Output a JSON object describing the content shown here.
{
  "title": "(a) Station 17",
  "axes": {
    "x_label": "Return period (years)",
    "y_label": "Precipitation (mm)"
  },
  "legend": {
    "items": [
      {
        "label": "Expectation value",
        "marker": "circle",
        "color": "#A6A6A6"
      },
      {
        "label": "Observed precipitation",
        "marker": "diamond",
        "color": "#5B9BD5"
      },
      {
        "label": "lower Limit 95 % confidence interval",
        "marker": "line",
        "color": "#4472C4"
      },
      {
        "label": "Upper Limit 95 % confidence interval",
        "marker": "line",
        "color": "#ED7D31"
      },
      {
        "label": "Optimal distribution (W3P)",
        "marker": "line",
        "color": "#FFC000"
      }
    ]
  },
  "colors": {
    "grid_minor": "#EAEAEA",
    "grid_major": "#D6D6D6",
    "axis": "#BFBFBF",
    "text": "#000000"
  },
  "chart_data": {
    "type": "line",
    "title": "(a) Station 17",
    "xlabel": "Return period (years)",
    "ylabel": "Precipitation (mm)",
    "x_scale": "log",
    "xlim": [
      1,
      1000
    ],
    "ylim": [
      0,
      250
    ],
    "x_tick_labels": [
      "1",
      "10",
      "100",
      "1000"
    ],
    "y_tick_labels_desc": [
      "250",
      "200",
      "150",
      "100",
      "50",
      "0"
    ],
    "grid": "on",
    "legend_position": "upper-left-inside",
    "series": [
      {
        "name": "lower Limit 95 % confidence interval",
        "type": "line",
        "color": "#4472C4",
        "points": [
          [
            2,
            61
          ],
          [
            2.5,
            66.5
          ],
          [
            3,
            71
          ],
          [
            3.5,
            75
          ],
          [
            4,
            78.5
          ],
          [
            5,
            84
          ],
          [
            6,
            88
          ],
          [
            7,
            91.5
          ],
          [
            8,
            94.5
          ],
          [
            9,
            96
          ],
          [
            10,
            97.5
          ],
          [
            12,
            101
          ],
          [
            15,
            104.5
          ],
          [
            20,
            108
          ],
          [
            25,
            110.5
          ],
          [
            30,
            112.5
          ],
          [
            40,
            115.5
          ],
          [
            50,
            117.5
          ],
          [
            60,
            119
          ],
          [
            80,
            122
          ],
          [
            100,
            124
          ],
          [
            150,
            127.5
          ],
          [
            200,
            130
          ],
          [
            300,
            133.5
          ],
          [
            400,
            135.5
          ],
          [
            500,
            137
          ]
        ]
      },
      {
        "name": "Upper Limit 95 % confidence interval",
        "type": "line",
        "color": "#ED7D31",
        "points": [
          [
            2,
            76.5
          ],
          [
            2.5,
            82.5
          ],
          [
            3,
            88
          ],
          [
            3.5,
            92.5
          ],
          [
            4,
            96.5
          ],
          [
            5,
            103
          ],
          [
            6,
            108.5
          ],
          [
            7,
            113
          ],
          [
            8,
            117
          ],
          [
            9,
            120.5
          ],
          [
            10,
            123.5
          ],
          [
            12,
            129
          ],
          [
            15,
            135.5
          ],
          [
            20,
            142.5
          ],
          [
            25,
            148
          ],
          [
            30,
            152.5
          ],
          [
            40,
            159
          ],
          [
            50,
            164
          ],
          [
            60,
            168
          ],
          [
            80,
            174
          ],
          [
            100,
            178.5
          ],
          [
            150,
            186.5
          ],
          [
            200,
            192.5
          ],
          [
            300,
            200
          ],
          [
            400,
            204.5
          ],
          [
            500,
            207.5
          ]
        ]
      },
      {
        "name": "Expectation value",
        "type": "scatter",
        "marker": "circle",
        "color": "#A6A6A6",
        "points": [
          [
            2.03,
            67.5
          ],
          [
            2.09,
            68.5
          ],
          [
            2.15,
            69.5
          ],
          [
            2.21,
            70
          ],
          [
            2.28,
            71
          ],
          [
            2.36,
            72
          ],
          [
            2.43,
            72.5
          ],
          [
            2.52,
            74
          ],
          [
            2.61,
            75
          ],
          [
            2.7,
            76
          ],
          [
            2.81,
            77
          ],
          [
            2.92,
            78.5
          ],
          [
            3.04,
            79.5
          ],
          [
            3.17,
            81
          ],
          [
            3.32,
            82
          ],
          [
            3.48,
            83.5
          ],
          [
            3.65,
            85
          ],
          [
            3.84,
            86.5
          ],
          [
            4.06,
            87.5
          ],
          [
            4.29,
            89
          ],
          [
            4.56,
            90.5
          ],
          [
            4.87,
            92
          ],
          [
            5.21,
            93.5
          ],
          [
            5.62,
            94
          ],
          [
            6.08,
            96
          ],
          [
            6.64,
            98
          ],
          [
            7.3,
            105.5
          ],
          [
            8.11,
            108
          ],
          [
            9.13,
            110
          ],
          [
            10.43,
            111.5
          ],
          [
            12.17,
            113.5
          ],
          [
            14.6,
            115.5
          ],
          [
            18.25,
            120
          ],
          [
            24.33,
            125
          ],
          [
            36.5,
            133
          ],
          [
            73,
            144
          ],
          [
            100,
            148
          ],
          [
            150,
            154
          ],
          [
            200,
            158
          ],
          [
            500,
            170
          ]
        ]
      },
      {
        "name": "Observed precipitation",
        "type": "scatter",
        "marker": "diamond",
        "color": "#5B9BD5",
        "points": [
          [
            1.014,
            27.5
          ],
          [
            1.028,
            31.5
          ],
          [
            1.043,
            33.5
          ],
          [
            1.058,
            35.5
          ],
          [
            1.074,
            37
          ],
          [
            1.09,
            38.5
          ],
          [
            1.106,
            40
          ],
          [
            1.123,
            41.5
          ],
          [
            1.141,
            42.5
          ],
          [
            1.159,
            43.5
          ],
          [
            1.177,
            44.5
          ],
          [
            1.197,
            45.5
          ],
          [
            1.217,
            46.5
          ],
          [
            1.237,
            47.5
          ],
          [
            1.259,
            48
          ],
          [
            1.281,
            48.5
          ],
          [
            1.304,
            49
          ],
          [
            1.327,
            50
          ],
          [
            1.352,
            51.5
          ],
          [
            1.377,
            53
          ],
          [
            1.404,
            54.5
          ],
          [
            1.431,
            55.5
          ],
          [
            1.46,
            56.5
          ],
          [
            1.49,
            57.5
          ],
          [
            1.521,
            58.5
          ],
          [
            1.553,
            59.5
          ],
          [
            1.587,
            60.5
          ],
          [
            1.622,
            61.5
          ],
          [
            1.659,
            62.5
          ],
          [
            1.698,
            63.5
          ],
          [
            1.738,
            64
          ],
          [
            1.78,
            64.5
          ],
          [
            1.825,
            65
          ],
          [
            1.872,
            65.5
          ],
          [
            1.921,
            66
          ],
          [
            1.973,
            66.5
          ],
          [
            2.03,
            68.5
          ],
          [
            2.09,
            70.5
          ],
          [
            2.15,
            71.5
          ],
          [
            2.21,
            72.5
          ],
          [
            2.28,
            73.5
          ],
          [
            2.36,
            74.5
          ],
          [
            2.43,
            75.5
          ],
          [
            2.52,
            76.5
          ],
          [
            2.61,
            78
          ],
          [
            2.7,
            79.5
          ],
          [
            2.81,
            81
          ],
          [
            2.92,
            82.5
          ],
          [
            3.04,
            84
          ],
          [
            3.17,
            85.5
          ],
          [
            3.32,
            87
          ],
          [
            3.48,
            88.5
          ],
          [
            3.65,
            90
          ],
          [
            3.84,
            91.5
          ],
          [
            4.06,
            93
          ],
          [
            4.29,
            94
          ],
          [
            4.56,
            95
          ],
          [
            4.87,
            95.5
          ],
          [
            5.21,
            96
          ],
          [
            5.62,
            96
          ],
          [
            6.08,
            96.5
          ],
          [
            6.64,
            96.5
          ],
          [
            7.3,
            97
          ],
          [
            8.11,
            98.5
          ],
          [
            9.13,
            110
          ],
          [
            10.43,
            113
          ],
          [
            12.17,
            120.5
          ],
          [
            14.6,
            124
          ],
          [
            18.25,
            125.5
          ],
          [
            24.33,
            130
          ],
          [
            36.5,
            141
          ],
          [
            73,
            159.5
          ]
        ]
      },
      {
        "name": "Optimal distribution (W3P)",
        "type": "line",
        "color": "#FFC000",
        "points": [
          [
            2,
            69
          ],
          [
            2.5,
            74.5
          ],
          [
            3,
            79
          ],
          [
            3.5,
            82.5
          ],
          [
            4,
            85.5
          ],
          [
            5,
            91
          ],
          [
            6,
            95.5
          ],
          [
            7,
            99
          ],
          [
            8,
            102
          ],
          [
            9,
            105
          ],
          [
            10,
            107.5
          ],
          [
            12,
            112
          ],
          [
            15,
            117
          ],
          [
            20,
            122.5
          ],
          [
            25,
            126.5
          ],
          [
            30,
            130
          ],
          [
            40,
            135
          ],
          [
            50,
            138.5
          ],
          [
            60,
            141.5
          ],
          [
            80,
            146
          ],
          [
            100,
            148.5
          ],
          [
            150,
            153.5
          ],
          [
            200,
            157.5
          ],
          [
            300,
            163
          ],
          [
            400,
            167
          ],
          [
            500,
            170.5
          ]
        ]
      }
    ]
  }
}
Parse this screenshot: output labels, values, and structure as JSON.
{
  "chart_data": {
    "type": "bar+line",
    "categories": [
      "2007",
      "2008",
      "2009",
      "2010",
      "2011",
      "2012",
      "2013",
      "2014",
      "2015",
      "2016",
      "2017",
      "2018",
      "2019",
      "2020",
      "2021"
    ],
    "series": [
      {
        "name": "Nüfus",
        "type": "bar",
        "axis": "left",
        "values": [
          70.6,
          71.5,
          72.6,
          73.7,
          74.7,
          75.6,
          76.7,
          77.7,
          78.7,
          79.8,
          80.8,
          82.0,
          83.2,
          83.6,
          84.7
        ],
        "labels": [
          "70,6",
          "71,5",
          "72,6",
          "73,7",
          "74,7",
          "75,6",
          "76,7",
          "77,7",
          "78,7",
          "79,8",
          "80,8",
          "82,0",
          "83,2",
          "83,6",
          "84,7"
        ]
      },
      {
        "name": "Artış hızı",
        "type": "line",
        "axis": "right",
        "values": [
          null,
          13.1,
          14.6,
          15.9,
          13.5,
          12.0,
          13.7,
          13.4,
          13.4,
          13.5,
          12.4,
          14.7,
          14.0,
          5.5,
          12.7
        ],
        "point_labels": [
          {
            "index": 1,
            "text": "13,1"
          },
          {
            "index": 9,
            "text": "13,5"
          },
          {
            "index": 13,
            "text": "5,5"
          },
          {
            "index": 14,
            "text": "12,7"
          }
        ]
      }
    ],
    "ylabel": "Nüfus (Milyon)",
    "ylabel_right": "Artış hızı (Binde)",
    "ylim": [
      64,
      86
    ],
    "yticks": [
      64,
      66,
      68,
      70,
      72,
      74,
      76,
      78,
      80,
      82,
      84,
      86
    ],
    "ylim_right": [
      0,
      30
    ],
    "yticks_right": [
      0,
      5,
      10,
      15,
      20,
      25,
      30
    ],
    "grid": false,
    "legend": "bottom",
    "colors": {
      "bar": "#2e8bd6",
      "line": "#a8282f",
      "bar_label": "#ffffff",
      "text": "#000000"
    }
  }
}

+---+

**Task statement**
Each line in the listing above that contains "Optimal" should be copied.

**Result for this exercise**
        "label": "Optimal distribution (W3P)",
        "name": "Optimal distribution (W3P)",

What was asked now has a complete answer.